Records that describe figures
++++++++

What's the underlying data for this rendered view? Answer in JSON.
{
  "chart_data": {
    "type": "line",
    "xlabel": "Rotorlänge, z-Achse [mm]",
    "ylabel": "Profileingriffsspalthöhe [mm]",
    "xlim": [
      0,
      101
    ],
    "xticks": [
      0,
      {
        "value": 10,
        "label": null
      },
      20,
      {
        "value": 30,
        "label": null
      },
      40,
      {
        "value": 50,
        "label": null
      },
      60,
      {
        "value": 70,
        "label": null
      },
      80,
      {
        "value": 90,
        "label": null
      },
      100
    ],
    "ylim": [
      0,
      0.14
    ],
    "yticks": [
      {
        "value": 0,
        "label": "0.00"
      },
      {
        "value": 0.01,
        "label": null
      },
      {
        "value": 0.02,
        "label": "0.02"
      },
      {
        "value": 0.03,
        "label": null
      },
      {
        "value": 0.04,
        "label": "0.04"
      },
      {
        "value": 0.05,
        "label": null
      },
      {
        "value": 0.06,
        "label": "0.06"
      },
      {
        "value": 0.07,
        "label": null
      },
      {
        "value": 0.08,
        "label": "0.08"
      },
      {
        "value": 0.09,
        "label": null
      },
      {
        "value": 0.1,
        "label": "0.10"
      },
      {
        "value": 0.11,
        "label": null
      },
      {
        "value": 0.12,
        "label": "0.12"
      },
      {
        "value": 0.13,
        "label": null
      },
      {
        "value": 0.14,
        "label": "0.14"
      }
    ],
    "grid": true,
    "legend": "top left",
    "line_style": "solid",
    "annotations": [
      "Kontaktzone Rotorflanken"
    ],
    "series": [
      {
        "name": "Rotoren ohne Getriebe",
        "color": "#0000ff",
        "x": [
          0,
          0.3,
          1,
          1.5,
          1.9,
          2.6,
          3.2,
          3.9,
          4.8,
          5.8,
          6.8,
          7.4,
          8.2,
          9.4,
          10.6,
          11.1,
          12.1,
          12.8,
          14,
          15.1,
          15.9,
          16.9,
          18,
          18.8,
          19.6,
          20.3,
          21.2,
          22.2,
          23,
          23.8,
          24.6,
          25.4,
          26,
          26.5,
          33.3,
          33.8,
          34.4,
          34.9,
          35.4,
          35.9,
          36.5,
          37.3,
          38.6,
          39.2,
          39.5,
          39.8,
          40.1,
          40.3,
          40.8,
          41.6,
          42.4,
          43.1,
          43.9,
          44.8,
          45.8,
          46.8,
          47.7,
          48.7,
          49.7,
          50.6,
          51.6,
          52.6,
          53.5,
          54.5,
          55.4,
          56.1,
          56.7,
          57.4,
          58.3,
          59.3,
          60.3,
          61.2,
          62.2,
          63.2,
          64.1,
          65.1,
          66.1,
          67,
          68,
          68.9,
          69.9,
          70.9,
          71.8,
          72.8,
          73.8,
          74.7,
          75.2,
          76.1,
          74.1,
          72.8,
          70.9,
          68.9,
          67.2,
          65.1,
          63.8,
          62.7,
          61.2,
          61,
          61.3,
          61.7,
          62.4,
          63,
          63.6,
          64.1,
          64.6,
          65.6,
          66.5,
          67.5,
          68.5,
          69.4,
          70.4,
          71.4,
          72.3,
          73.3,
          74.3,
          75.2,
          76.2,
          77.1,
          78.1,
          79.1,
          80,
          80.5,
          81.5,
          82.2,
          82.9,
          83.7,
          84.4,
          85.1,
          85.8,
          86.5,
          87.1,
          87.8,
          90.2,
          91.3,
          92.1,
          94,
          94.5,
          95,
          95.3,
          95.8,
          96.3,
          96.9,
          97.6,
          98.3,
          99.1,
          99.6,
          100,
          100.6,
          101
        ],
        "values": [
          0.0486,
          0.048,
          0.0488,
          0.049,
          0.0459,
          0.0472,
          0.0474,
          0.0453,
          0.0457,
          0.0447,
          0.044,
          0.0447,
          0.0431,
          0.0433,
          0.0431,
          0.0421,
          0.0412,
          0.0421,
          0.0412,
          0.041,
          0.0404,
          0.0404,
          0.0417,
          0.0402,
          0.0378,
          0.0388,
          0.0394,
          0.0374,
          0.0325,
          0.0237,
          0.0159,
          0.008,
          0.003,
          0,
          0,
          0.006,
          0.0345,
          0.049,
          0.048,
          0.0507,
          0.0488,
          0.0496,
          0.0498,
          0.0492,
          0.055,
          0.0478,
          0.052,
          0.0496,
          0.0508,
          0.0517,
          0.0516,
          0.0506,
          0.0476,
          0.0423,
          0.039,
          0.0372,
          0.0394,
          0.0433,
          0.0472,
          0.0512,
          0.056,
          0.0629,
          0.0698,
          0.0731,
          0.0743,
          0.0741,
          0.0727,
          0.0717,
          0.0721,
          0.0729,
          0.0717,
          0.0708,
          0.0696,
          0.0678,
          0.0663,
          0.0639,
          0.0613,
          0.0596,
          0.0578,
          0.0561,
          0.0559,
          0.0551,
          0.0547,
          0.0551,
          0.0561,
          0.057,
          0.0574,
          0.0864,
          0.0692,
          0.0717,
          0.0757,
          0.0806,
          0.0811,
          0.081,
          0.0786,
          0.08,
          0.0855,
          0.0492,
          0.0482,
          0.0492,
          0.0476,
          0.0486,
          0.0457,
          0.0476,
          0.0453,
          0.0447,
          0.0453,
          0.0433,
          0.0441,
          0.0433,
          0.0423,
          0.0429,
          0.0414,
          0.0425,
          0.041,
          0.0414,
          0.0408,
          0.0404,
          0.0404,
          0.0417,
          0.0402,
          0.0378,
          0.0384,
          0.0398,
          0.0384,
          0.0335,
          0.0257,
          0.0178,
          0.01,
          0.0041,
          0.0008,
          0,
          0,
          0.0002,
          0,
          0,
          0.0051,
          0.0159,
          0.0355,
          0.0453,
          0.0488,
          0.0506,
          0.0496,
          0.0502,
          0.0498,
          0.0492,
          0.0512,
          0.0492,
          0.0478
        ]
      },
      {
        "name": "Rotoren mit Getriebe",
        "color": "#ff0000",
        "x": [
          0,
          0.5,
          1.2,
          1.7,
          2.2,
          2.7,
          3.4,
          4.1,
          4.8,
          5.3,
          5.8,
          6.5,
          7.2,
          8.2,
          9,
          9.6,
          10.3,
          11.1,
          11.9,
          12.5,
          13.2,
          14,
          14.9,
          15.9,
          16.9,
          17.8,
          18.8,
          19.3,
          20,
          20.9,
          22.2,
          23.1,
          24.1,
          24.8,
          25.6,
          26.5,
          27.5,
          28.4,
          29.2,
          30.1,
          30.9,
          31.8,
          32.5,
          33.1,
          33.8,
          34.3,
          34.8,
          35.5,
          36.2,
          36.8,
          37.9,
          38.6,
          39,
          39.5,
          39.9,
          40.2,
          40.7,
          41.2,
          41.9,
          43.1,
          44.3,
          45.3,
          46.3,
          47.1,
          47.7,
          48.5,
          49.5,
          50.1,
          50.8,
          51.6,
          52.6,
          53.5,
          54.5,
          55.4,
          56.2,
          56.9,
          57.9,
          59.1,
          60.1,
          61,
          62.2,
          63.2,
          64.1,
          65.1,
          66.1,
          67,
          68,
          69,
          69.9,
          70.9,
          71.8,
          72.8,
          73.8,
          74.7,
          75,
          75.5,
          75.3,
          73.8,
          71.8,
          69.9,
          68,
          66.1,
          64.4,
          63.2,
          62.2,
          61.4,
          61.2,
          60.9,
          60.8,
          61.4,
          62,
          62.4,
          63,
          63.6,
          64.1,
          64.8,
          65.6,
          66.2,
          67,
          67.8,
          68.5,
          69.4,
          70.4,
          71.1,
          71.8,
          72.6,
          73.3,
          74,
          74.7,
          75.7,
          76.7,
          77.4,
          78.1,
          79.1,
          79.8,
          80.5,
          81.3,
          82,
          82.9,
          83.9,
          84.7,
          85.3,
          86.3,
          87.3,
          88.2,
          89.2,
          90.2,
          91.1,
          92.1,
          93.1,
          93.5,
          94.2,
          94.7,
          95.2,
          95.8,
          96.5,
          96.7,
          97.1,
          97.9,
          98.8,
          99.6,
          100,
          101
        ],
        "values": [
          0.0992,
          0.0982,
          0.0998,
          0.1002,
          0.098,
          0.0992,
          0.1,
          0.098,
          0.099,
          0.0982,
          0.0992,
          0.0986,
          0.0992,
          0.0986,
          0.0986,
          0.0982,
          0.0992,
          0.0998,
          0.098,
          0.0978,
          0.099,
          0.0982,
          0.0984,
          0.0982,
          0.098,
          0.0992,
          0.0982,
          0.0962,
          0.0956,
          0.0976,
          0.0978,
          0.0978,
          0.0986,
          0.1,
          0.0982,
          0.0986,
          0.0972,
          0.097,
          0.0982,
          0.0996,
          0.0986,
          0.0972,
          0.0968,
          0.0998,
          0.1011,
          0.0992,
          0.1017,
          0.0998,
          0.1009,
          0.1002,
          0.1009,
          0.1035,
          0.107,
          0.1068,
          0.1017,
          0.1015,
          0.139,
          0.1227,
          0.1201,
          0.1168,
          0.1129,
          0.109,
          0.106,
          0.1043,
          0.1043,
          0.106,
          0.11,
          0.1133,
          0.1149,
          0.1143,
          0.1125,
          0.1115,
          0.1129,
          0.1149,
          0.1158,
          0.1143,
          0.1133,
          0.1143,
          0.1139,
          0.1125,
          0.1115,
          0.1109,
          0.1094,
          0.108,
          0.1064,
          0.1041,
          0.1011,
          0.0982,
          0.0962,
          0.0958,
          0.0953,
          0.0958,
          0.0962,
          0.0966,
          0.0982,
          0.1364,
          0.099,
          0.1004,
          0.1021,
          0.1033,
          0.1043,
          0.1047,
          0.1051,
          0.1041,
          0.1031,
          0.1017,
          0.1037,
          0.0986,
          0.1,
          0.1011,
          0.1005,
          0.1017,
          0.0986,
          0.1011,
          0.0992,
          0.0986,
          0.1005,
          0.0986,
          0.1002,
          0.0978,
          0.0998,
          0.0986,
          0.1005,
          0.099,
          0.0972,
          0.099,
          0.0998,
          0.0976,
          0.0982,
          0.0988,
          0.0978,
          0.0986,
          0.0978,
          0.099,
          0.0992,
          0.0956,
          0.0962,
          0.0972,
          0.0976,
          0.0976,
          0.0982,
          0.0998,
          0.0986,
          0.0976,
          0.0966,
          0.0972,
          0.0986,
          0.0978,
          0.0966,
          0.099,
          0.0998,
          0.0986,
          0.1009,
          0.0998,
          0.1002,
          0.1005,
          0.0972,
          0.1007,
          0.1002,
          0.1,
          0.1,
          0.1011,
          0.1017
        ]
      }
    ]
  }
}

++++++++

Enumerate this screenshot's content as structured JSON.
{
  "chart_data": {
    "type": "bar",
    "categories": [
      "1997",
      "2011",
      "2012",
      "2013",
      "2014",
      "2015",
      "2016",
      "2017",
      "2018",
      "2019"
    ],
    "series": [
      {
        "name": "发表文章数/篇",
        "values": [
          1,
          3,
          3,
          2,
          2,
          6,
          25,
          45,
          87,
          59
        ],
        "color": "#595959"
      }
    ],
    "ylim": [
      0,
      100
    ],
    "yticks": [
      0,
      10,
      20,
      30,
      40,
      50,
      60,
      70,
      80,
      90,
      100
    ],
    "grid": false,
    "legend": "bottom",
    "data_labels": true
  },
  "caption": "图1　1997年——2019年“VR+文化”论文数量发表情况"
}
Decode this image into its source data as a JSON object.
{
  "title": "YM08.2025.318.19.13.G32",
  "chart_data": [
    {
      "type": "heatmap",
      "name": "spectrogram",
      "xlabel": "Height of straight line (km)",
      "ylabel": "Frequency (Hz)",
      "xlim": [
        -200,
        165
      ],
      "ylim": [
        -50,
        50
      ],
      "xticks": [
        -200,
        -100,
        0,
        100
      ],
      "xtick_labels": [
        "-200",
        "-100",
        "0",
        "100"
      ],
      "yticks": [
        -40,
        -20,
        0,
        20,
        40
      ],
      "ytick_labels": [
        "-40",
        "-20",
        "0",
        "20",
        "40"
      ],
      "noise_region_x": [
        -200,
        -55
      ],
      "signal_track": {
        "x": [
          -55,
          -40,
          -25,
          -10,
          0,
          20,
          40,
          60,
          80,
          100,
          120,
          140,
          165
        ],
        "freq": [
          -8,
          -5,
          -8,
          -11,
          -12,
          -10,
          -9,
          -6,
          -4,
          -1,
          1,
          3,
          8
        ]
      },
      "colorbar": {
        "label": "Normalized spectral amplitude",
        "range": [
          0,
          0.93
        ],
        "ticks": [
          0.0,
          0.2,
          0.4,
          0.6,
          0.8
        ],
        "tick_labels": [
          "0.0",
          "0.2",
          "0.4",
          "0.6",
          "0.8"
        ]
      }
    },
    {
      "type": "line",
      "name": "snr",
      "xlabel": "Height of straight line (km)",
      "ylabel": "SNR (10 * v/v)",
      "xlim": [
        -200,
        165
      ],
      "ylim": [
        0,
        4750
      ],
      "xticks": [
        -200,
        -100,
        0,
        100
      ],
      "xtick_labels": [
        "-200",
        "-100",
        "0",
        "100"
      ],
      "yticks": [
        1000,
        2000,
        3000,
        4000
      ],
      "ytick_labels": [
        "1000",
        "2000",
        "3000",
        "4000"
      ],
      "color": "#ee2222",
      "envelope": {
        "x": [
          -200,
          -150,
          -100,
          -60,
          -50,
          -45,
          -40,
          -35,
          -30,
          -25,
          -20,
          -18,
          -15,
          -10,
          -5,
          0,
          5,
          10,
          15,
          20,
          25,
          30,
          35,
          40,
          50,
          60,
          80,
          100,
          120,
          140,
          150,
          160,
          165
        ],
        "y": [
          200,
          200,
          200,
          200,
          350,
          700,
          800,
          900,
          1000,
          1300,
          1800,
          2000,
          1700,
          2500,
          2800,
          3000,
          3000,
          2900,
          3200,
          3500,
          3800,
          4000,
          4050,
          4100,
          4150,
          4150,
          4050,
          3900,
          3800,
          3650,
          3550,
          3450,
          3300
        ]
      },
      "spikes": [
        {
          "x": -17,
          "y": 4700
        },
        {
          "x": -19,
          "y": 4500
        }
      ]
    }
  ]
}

++++++++

**Stated goal**
Look through the material above. Copy each line where the word "JSON" appears.

**Complete output**
What's the underlying data for this rendered view? Answer in JSON.
Enumerate this screenshot's content as structured JSON.
Decode this image into its source data as a JSON object.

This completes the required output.